— Begin Input records —

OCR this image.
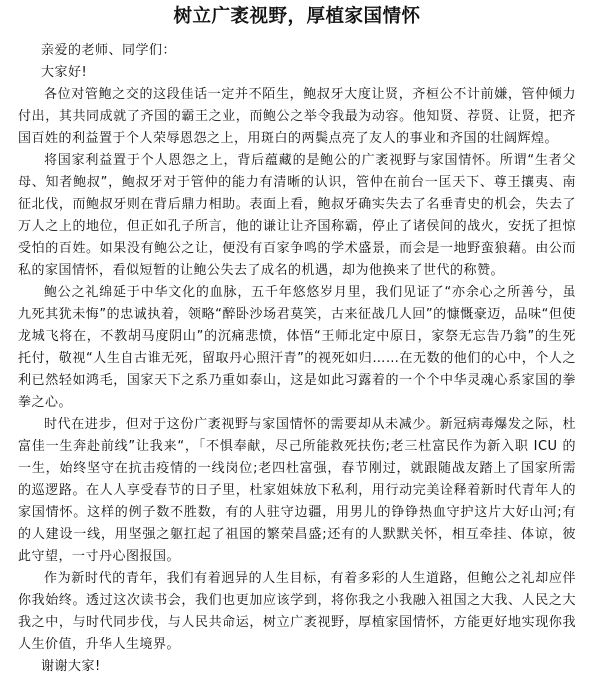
树立广袤视野，厚植家国情怀

亲爱的老师、同学们：

大家好!

各位对管鲍之交的这段佳话一定并不陌生，鲍叔牙大度让贤，齐桓公不计前嫌，管仲倾力付出，其共同成就了齐国的霸王之业，而鲍公之举令我最为动容。他知贤、荐贤、让贤，把齐国百姓的利益置于个人荣辱恩怨之上，用斑白的两鬓点亮了友人的事业和齐国的壮阔辉煌。

将国家利益置于个人恩怨之上，背后蕴藏的是鲍公的广袤视野与家国情怀。所谓“生者父母、知者鲍叔”，鲍叔牙对于管仲的能力有清晰的认识，管仲在前台一匡天下、尊王攘夷、南征北伐，而鲍叔牙则在背后鼎力相助。表面上看，鲍叔牙确实失去了名垂青史的机会，失去了万人之上的地位，但正如孔子所言，他的谦让让齐国称霸，停止了诸侯间的战火，安抚了担惊受怕的百姓。如果没有鲍公之让，便没有百家争鸣的学术盛景，而会是一地野蛮狼藉。由公而私的家国情怀，看似短暂的让鲍公失去了成名的机遇，却为他换来了世代的称赞。

鲍公之礼绵延于中华文化的血脉，五千年悠悠岁月里，我们见证了“亦余心之所善兮，虽九死其犹未悔”的忠诚执着，领略“醉卧沙场君莫笑，古来征战几人回”的慷慨豪迈，品味“但使龙城飞将在，不教胡马度阴山”的沉痛悲愤，体悟“王师北定中原日，家祭无忘告乃翁”的生死托付，敬视“人生自古谁无死，留取丹心照汗青”的视死如归……在无数的他们的心中，个人之利已然轻如鸿毛，国家天下之系乃重如泰山，这是如此习露着的一个个中华灵魂心系家国的拳拳之心。

时代在进步，但对于这份广袤视野与家国情怀的需要却从未减少。新冠病毒爆发之际，杜富佳一生奔赴前线”让我来“，「不惧奉献，尽己所能救死扶伤;老三杜富民作为新入职 ICU 的一生，始终坚守在抗击疫情的一线岗位;老四杜富强，春节刚过，就跟随战友踏上了国家所需的巡逻路。在人人享受春节的日子里，杜家姐妹放下私利，用行动完美诠释着新时代青年人的家国情怀。这样的例子数不胜数，有的人驻守边疆，用男儿的铮铮热血守护这片大好山河;有的人建设一线，用坚强之躯扛起了祖国的繁荣昌盛;还有的人默默关怀，相互牵挂、体谅，彼此守望，一寸丹心图报国。

作为新时代的青年，我们有着迥异的人生目标，有着多彩的人生道路，但鲍公之礼却应伴你我始终。透过这次读书会，我们也更加应该学到，将你我之小我融入祖国之大我、人民之大我之中，与时代同步伐，与人民共命运，树立广袤视野，厚植家国情怀，方能更好地实现你我人生价值，升华人生境界。

谢谢大家!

— End Input records —

Every entry should be returned exactly as written, minus the pictures.

OCR this image.
树立广袤视野，厚植家国情怀

亲爱的老师、同学们：

大家好!

各位对管鲍之交的这段佳话一定并不陌生，鲍叔牙大度让贤，齐桓公不计前嫌，管仲倾力付出，其共同成就了齐国的霸王之业，而鲍公之举令我最为动容。他知贤、荐贤、让贤，把齐国百姓的利益置于个人荣辱恩怨之上，用斑白的两鬓点亮了友人的事业和齐国的壮阔辉煌。

将国家利益置于个人恩怨之上，背后蕴藏的是鲍公的广袤视野与家国情怀。所谓“生者父母、知者鲍叔”，鲍叔牙对于管仲的能力有清晰的认识，管仲在前台一匡天下、尊王攘夷、南征北伐，而鲍叔牙则在背后鼎力相助。表面上看，鲍叔牙确实失去了名垂青史的机会，失去了万人之上的地位，但正如孔子所言，他的谦让让齐国称霸，停止了诸侯间的战火，安抚了担惊受怕的百姓。如果没有鲍公之让，便没有百家争鸣的学术盛景，而会是一地野蛮狼藉。由公而私的家国情怀，看似短暂的让鲍公失去了成名的机遇，却为他换来了世代的称赞。

鲍公之礼绵延于中华文化的血脉，五千年悠悠岁月里，我们见证了“亦余心之所善兮，虽九死其犹未悔”的忠诚执着，领略“醉卧沙场君莫笑，古来征战几人回”的慷慨豪迈，品味“但使龙城飞将在，不教胡马度阴山”的沉痛悲愤，体悟“王师北定中原日，家祭无忘告乃翁”的生死托付，敬视“人生自古谁无死，留取丹心照汗青”的视死如归……在无数的他们的心中，个人之利已然轻如鸿毛，国家天下之系乃重如泰山，这是如此习露着的一个个中华灵魂心系家国的拳拳之心。

时代在进步，但对于这份广袤视野与家国情怀的需要却从未减少。新冠病毒爆发之际，杜富佳一生奔赴前线”让我来“，「不惧奉献，尽己所能救死扶伤;老三杜富民作为新入职 ICU 的一生，始终坚守在抗击疫情的一线岗位;老四杜富强，春节刚过，就跟随战友踏上了国家所需的巡逻路。在人人享受春节的日子里，杜家姐妹放下私利，用行动完美诠释着新时代青年人的家国情怀。这样的例子数不胜数，有的人驻守边疆，用男儿的铮铮热血守护这片大好山河;有的人建设一线，用坚强之躯扛起了祖国的繁荣昌盛;还有的人默默关怀，相互牵挂、体谅，彼此守望，一寸丹心图报国。

作为新时代的青年，我们有着迥异的人生目标，有着多彩的人生道路，但鲍公之礼却应伴你我始终。透过这次读书会，我们也更加应该学到，将你我之小我融入祖国之大我、人民之大我之中，与时代同步伐，与人民共命运，树立广袤视野，厚植家国情怀，方能更好地实现你我人生价值，升华人生境界。

谢谢大家!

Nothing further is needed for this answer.